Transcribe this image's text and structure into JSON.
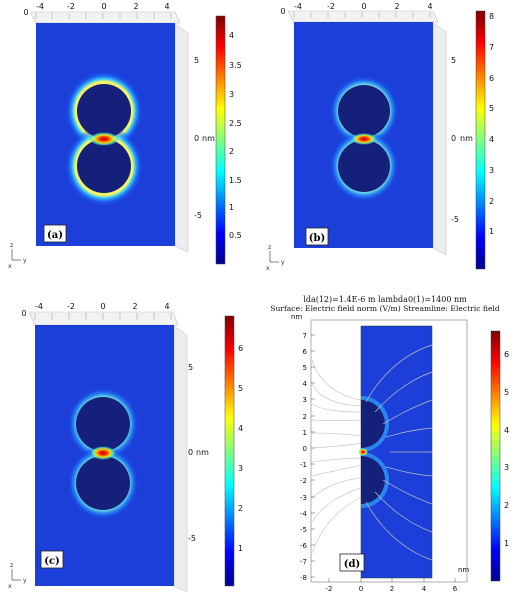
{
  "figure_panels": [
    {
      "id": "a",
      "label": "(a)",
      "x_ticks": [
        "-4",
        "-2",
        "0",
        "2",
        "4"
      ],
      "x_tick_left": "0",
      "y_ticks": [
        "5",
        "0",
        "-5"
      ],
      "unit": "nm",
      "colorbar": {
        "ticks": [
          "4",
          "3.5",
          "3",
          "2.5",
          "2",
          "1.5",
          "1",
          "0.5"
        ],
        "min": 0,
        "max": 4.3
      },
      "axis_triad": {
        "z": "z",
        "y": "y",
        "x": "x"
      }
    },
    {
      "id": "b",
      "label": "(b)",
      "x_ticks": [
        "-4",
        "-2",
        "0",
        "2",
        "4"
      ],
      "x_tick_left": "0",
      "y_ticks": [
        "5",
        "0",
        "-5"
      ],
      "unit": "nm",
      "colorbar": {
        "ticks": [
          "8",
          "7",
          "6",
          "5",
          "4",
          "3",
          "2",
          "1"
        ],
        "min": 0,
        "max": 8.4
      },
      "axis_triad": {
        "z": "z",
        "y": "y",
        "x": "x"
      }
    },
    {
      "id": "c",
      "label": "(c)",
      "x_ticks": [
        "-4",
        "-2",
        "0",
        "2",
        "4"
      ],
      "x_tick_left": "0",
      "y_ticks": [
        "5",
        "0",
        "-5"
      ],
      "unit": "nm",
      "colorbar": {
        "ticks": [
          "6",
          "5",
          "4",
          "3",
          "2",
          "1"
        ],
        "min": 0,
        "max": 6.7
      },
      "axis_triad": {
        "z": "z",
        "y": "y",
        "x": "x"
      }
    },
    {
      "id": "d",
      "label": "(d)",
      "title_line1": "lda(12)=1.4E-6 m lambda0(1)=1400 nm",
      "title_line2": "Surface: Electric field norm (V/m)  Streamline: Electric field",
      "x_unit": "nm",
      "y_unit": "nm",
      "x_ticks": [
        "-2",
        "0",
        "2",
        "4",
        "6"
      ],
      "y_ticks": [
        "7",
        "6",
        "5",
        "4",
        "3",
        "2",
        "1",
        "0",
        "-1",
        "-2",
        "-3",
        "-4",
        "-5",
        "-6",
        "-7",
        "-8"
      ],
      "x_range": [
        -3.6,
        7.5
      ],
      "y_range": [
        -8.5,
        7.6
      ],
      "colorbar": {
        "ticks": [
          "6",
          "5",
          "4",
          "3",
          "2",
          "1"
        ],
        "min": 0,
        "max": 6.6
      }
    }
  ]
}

★ ★ ★ ★ ★ ★ ★

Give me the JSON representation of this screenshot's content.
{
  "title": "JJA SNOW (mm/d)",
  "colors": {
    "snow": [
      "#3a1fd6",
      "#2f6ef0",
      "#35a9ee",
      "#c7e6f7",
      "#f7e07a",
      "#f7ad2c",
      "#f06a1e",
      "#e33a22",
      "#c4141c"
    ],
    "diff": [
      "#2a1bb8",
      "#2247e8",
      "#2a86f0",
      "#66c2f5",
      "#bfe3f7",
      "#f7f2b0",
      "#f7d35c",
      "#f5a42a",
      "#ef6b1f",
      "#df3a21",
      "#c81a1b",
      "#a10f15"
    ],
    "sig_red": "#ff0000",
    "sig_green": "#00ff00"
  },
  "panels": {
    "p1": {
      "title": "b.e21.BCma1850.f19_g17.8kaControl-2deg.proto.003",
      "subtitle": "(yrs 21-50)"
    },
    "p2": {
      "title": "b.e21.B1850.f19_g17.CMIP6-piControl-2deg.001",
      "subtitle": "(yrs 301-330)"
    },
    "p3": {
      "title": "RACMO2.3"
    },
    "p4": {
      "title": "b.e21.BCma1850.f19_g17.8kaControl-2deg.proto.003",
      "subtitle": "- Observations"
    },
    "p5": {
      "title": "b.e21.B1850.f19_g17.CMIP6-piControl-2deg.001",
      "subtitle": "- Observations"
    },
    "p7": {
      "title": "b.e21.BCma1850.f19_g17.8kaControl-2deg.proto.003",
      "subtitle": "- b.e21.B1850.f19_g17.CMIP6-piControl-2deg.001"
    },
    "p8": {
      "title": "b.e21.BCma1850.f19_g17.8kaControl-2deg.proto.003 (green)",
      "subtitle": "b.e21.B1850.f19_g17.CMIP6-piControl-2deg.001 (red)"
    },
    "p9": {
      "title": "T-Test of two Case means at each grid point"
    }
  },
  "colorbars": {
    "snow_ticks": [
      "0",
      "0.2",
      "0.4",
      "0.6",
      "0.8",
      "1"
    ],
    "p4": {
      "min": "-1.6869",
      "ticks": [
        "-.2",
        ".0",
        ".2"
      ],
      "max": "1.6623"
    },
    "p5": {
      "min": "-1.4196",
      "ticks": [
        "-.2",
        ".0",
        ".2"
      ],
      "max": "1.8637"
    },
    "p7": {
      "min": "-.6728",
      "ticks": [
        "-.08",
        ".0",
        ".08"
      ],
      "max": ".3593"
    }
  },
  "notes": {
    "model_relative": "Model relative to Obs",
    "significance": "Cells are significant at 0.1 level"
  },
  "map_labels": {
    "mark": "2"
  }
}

★ ★ ★ ★ ★ ★ ★

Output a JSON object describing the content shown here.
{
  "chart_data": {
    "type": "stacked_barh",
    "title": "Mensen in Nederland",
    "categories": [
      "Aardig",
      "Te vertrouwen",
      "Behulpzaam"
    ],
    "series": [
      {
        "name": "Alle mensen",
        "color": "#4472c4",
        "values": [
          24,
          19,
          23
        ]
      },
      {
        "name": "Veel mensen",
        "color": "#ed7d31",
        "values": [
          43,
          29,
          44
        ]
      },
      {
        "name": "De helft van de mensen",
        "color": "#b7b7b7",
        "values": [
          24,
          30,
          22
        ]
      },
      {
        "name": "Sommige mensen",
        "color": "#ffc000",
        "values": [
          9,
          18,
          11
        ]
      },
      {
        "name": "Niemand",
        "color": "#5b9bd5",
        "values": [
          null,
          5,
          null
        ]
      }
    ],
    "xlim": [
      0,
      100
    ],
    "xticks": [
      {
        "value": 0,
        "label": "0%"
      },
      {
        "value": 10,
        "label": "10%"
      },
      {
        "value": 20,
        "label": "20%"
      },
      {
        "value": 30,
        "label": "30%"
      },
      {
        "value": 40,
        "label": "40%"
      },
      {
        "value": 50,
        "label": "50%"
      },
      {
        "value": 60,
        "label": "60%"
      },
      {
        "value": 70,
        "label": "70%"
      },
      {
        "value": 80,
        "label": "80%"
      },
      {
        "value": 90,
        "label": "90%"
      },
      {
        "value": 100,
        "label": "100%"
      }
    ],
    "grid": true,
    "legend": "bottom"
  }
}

★ ★ ★ ★ ★ ★ ★

▸ **What the task asks**: Scan the material for lines with the word "name", and copy each line you find.

▸ **Correct answer**:
        "name": "Alle mensen",
        "name": "Veel mensen",
        "name": "De helft van de mensen",
        "name": "Sommige mensen",
        "name": "Niemand",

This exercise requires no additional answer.